Dataset entries:
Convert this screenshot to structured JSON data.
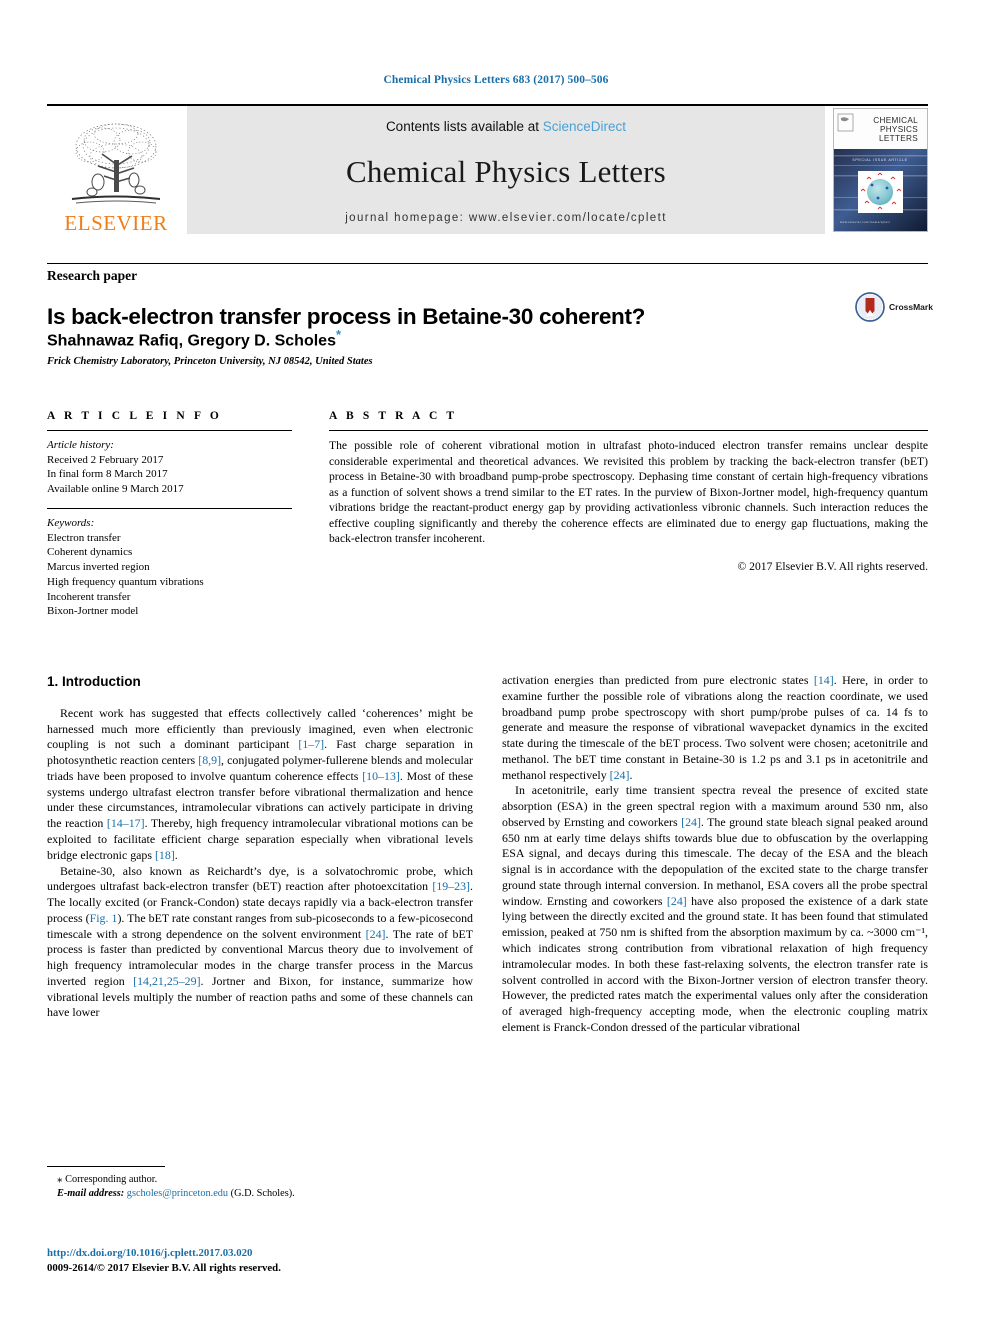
{
  "running_head": "Chemical Physics Letters 683 (2017) 500–506",
  "masthead": {
    "publisher_logo_text": "ELSEVIER",
    "contents_prefix": "Contents lists available at ",
    "sciencedirect": "ScienceDirect",
    "journal_name": "Chemical Physics Letters",
    "journal_homepage": "journal homepage: www.elsevier.com/locate/cplett",
    "cover_title_line1": "CHEMICAL",
    "cover_title_line2": "PHYSICS",
    "cover_title_line3": "LETTERS"
  },
  "article": {
    "type_label": "Research paper",
    "title": "Is back-electron transfer process in Betaine-30 coherent?",
    "authors": "Shahnawaz Rafiq, Gregory D. Scholes",
    "corresponding_marker": "*",
    "affiliation": "Frick Chemistry Laboratory, Princeton University, NJ 08542, United States",
    "crossmark_label": "CrossMark"
  },
  "article_info": {
    "heading": "A R T I C L E    I N F O",
    "history_label": "Article history:",
    "history": [
      "Received 2 February 2017",
      "In final form 8 March 2017",
      "Available online 9 March 2017"
    ],
    "keywords_label": "Keywords:",
    "keywords": [
      "Electron transfer",
      "Coherent dynamics",
      "Marcus inverted region",
      "High frequency quantum vibrations",
      "Incoherent transfer",
      "Bixon-Jortner model"
    ]
  },
  "abstract": {
    "heading": "A B S T R A C T",
    "text": "The possible role of coherent vibrational motion in ultrafast photo-induced electron transfer remains unclear despite considerable experimental and theoretical advances. We revisited this problem by tracking the back-electron transfer (bET) process in Betaine-30 with broadband pump-probe spectroscopy. Dephasing time constant of certain high-frequency vibrations as a function of solvent shows a trend similar to the ET rates. In the purview of Bixon-Jortner model, high-frequency quantum vibrations bridge the reactant-product energy gap by providing activationless vibronic channels. Such interaction reduces the effective coupling significantly and thereby the coherence effects are eliminated due to energy gap fluctuations, making the back-electron transfer incoherent.",
    "copyright": "© 2017 Elsevier B.V. All rights reserved."
  },
  "body": {
    "intro_heading": "1. Introduction",
    "left_paragraphs": [
      {
        "parts": [
          {
            "t": "Recent work has suggested that effects collectively called ‘coherences’ might be harnessed much more efficiently than previously imagined, even when electronic coupling is not such a dominant participant "
          },
          {
            "t": "[1–7]",
            "ref": true
          },
          {
            "t": ". Fast charge separation in photosynthetic reaction centers "
          },
          {
            "t": "[8,9]",
            "ref": true
          },
          {
            "t": ", conjugated polymer-fullerene blends and molecular triads have been proposed to involve quantum coherence effects "
          },
          {
            "t": "[10–13]",
            "ref": true
          },
          {
            "t": ". Most of these systems undergo ultrafast electron transfer before vibrational thermalization and hence under these circumstances, intramolecular vibrations can actively participate in driving the reaction "
          },
          {
            "t": "[14–17]",
            "ref": true
          },
          {
            "t": ". Thereby, high frequency intramolecular vibrational motions can be exploited to facilitate efficient charge separation especially when vibrational levels bridge electronic gaps "
          },
          {
            "t": "[18]",
            "ref": true
          },
          {
            "t": "."
          }
        ]
      },
      {
        "parts": [
          {
            "t": "Betaine-30, also known as Reichardt’s dye, is a solvatochromic probe, which undergoes ultrafast back-electron transfer (bET) reaction after photoexcitation "
          },
          {
            "t": "[19–23]",
            "ref": true
          },
          {
            "t": ". The locally excited (or Franck-Condon) state decays rapidly via a back-electron transfer process ("
          },
          {
            "t": "Fig. 1",
            "ref": true
          },
          {
            "t": "). The bET rate constant ranges from sub-picoseconds to a few-picosecond timescale with a strong dependence on the solvent environment "
          },
          {
            "t": "[24]",
            "ref": true
          },
          {
            "t": ". The rate of bET process is faster than predicted by conventional Marcus theory due to involvement of high frequency intramolecular modes in the charge transfer process in the Marcus inverted region "
          },
          {
            "t": "[14,21,25–29]",
            "ref": true
          },
          {
            "t": ". Jortner and Bixon, for instance, summarize how vibrational levels multiply the number of reaction paths and some of these channels can have lower"
          }
        ]
      }
    ],
    "right_paragraphs": [
      {
        "indent": false,
        "parts": [
          {
            "t": "activation energies than predicted from pure electronic states "
          },
          {
            "t": "[14]",
            "ref": true
          },
          {
            "t": ". Here, in order to examine further the possible role of vibrations along the reaction coordinate, we used broadband pump probe spectroscopy with short pump/probe pulses of ca. 14 fs to generate and measure the response of vibrational wavepacket dynamics in the excited state during the timescale of the bET process. Two solvent were chosen; acetonitrile and methanol. The bET time constant in Betaine-30 is 1.2 ps and 3.1 ps in acetonitrile and methanol respectively "
          },
          {
            "t": "[24]",
            "ref": true
          },
          {
            "t": "."
          }
        ]
      },
      {
        "indent": true,
        "parts": [
          {
            "t": "In acetonitrile, early time transient spectra reveal the presence of excited state absorption (ESA) in the green spectral region with a maximum around 530 nm, also observed by Ernsting and coworkers "
          },
          {
            "t": "[24]",
            "ref": true
          },
          {
            "t": ". The ground state bleach signal peaked around 650 nm at early time delays shifts towards blue due to obfuscation by the overlapping ESA signal, and decays during this timescale. The decay of the ESA and the bleach signal is in accordance with the depopulation of the excited state to the charge transfer ground state through internal conversion. In methanol, ESA covers all the probe spectral window. Ernsting and coworkers "
          },
          {
            "t": "[24]",
            "ref": true
          },
          {
            "t": " have also proposed the existence of a dark state lying between the directly excited and the ground state. It has been found that stimulated emission, peaked at 750 nm is shifted from the absorption maximum by ca. ~3000 cm⁻¹, which indicates strong contribution from vibrational relaxation of high frequency intramolecular modes. In both these fast-relaxing solvents, the electron transfer rate is solvent controlled in accord with the Bixon-Jortner version of electron transfer theory. However, the predicted rates match the experimental values only after the consideration of averaged high-frequency accepting mode, when the electronic coupling matrix element is Franck-Condon dressed of the particular vibrational"
          }
        ]
      }
    ]
  },
  "footnote": {
    "corresponding": "Corresponding author.",
    "email_label": "E-mail address:",
    "email": "gscholes@princeton.edu",
    "email_suffix": "(G.D. Scholes)."
  },
  "footer": {
    "doi": "http://dx.doi.org/10.1016/j.cplett.2017.03.020",
    "issn_line": "0009-2614/© 2017 Elsevier B.V. All rights reserved."
  },
  "colors": {
    "link": "#1a6ea8",
    "sciencedirect": "#4b9fd5",
    "elsevier_orange": "#ef7d1a",
    "banner_bg": "#e6e6e6"
  }
}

§ **To do**:
Omit every picture, then reproduce the rest of the listing exactly.

§ **Solution for this task**:
Convert this screenshot to structured JSON data.
{
  "running_head": "Chemical Physics Letters 683 (2017) 500–506",
  "masthead": {
    "publisher_logo_text": "ELSEVIER",
    "contents_prefix": "Contents lists available at ",
    "sciencedirect": "ScienceDirect",
    "journal_name": "Chemical Physics Letters",
    "journal_homepage": "journal homepage: www.elsevier.com/locate/cplett",
    "cover_title_line1": "CHEMICAL",
    "cover_title_line2": "PHYSICS",
    "cover_title_line3": "LETTERS"
  },
  "article": {
    "type_label": "Research paper",
    "title": "Is back-electron transfer process in Betaine-30 coherent?",
    "authors": "Shahnawaz Rafiq, Gregory D. Scholes",
    "corresponding_marker": "*",
    "affiliation": "Frick Chemistry Laboratory, Princeton University, NJ 08542, United States",
    "crossmark_label": "CrossMark"
  },
  "article_info": {
    "heading": "A R T I C L E    I N F O",
    "history_label": "Article history:",
    "history": [
      "Received 2 February 2017",
      "In final form 8 March 2017",
      "Available online 9 March 2017"
    ],
    "keywords_label": "Keywords:",
    "keywords": [
      "Electron transfer",
      "Coherent dynamics",
      "Marcus inverted region",
      "High frequency quantum vibrations",
      "Incoherent transfer",
      "Bixon-Jortner model"
    ]
  },
  "abstract": {
    "heading": "A B S T R A C T",
    "text": "The possible role of coherent vibrational motion in ultrafast photo-induced electron transfer remains unclear despite considerable experimental and theoretical advances. We revisited this problem by tracking the back-electron transfer (bET) process in Betaine-30 with broadband pump-probe spectroscopy. Dephasing time constant of certain high-frequency vibrations as a function of solvent shows a trend similar to the ET rates. In the purview of Bixon-Jortner model, high-frequency quantum vibrations bridge the reactant-product energy gap by providing activationless vibronic channels. Such interaction reduces the effective coupling significantly and thereby the coherence effects are eliminated due to energy gap fluctuations, making the back-electron transfer incoherent.",
    "copyright": "© 2017 Elsevier B.V. All rights reserved."
  },
  "body": {
    "intro_heading": "1. Introduction",
    "left_paragraphs": [
      {
        "parts": [
          {
            "t": "Recent work has suggested that effects collectively called ‘coherences’ might be harnessed much more efficiently than previously imagined, even when electronic coupling is not such a dominant participant "
          },
          {
            "t": "[1–7]",
            "ref": true
          },
          {
            "t": ". Fast charge separation in photosynthetic reaction centers "
          },
          {
            "t": "[8,9]",
            "ref": true
          },
          {
            "t": ", conjugated polymer-fullerene blends and molecular triads have been proposed to involve quantum coherence effects "
          },
          {
            "t": "[10–13]",
            "ref": true
          },
          {
            "t": ". Most of these systems undergo ultrafast electron transfer before vibrational thermalization and hence under these circumstances, intramolecular vibrations can actively participate in driving the reaction "
          },
          {
            "t": "[14–17]",
            "ref": true
          },
          {
            "t": ". Thereby, high frequency intramolecular vibrational motions can be exploited to facilitate efficient charge separation especially when vibrational levels bridge electronic gaps "
          },
          {
            "t": "[18]",
            "ref": true
          },
          {
            "t": "."
          }
        ]
      },
      {
        "parts": [
          {
            "t": "Betaine-30, also known as Reichardt’s dye, is a solvatochromic probe, which undergoes ultrafast back-electron transfer (bET) reaction after photoexcitation "
          },
          {
            "t": "[19–23]",
            "ref": true
          },
          {
            "t": ". The locally excited (or Franck-Condon) state decays rapidly via a back-electron transfer process ("
          },
          {
            "t": "Fig. 1",
            "ref": true
          },
          {
            "t": "). The bET rate constant ranges from sub-picoseconds to a few-picosecond timescale with a strong dependence on the solvent environment "
          },
          {
            "t": "[24]",
            "ref": true
          },
          {
            "t": ". The rate of bET process is faster than predicted by conventional Marcus theory due to involvement of high frequency intramolecular modes in the charge transfer process in the Marcus inverted region "
          },
          {
            "t": "[14,21,25–29]",
            "ref": true
          },
          {
            "t": ". Jortner and Bixon, for instance, summarize how vibrational levels multiply the number of reaction paths and some of these channels can have lower"
          }
        ]
      }
    ],
    "right_paragraphs": [
      {
        "indent": false,
        "parts": [
          {
            "t": "activation energies than predicted from pure electronic states "
          },
          {
            "t": "[14]",
            "ref": true
          },
          {
            "t": ". Here, in order to examine further the possible role of vibrations along the reaction coordinate, we used broadband pump probe spectroscopy with short pump/probe pulses of ca. 14 fs to generate and measure the response of vibrational wavepacket dynamics in the excited state during the timescale of the bET process. Two solvent were chosen; acetonitrile and methanol. The bET time constant in Betaine-30 is 1.2 ps and 3.1 ps in acetonitrile and methanol respectively "
          },
          {
            "t": "[24]",
            "ref": true
          },
          {
            "t": "."
          }
        ]
      },
      {
        "indent": true,
        "parts": [
          {
            "t": "In acetonitrile, early time transient spectra reveal the presence of excited state absorption (ESA) in the green spectral region with a maximum around 530 nm, also observed by Ernsting and coworkers "
          },
          {
            "t": "[24]",
            "ref": true
          },
          {
            "t": ". The ground state bleach signal peaked around 650 nm at early time delays shifts towards blue due to obfuscation by the overlapping ESA signal, and decays during this timescale. The decay of the ESA and the bleach signal is in accordance with the depopulation of the excited state to the charge transfer ground state through internal conversion. In methanol, ESA covers all the probe spectral window. Ernsting and coworkers "
          },
          {
            "t": "[24]",
            "ref": true
          },
          {
            "t": " have also proposed the existence of a dark state lying between the directly excited and the ground state. It has been found that stimulated emission, peaked at 750 nm is shifted from the absorption maximum by ca. ~3000 cm⁻¹, which indicates strong contribution from vibrational relaxation of high frequency intramolecular modes. In both these fast-relaxing solvents, the electron transfer rate is solvent controlled in accord with the Bixon-Jortner version of electron transfer theory. However, the predicted rates match the experimental values only after the consideration of averaged high-frequency accepting mode, when the electronic coupling matrix element is Franck-Condon dressed of the particular vibrational"
          }
        ]
      }
    ]
  },
  "footnote": {
    "corresponding": "Corresponding author.",
    "email_label": "E-mail address:",
    "email": "gscholes@princeton.edu",
    "email_suffix": "(G.D. Scholes)."
  },
  "footer": {
    "doi": "http://dx.doi.org/10.1016/j.cplett.2017.03.020",
    "issn_line": "0009-2614/© 2017 Elsevier B.V. All rights reserved."
  },
  "colors": {
    "link": "#1a6ea8",
    "sciencedirect": "#4b9fd5",
    "elsevier_orange": "#ef7d1a",
    "banner_bg": "#e6e6e6"
  }
}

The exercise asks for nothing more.